Problem statement -> From the entries that follow, list every line in which the string "กษาข" appears.

Records from a collection ->
<<<<

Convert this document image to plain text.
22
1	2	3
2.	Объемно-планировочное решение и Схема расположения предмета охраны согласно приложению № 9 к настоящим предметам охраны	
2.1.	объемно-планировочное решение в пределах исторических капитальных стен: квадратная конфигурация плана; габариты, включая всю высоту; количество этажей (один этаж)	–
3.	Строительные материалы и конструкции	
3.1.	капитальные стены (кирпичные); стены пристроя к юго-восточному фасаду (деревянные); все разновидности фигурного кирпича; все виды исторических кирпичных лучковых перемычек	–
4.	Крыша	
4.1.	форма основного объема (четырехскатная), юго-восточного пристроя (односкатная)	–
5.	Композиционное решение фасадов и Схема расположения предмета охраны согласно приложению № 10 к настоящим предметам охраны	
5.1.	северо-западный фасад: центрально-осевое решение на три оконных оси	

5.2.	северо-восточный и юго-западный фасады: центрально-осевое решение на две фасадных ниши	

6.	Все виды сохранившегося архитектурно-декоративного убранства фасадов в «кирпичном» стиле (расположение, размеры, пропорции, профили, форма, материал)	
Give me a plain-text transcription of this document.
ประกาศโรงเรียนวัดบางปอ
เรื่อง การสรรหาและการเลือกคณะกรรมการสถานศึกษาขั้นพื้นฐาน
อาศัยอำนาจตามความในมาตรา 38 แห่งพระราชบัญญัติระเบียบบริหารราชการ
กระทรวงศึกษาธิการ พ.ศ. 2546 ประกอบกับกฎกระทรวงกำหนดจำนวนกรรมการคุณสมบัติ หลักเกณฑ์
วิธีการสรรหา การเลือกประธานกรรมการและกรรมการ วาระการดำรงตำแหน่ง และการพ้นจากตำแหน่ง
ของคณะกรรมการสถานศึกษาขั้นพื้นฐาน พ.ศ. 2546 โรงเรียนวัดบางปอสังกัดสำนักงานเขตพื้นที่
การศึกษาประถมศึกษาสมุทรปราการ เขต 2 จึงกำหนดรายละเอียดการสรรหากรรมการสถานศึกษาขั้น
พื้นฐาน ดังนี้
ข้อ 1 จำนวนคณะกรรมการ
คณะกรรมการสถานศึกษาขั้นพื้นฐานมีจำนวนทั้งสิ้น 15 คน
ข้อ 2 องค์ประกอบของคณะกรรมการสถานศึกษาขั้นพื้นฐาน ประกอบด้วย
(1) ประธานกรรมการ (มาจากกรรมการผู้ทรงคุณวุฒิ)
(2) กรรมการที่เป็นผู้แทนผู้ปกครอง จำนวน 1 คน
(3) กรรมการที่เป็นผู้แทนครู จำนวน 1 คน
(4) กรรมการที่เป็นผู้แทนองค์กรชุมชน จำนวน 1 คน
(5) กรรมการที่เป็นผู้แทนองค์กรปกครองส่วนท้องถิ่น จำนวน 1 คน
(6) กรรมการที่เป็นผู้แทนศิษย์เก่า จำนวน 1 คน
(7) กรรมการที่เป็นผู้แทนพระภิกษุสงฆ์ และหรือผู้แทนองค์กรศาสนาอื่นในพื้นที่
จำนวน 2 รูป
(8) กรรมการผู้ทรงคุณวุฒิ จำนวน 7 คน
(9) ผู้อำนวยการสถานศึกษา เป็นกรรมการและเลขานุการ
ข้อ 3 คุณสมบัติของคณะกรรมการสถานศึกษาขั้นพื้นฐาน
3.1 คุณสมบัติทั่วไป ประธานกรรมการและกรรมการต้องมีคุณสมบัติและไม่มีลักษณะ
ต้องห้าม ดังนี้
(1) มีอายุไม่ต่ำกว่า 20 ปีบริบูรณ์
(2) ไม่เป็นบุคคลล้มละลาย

>>>>

Exercise answer ->
เรื่อง การสรรหาและการเลือกคณะกรรมการสถานศึกษาขั้นพื้นฐาน
ของคณะกรรมการสถานศึกษาขั้นพื้นฐาน พ.ศ. 2546 โรงเรียนวัดบางปอสังกัดสำนักงานเขตพื้นที่
การศึกษาประถมศึกษาสมุทรปราการ เขต 2 จึงกำหนดรายละเอียดการสรรหากรรมการสถานศึกษาขั้น
คณะกรรมการสถานศึกษาขั้นพื้นฐานมีจำนวนทั้งสิ้น 15 คน
ข้อ 2 องค์ประกอบของคณะกรรมการสถานศึกษาขั้นพื้นฐาน ประกอบด้วย
ข้อ 3 คุณสมบัติของคณะกรรมการสถานศึกษาขั้นพื้นฐาน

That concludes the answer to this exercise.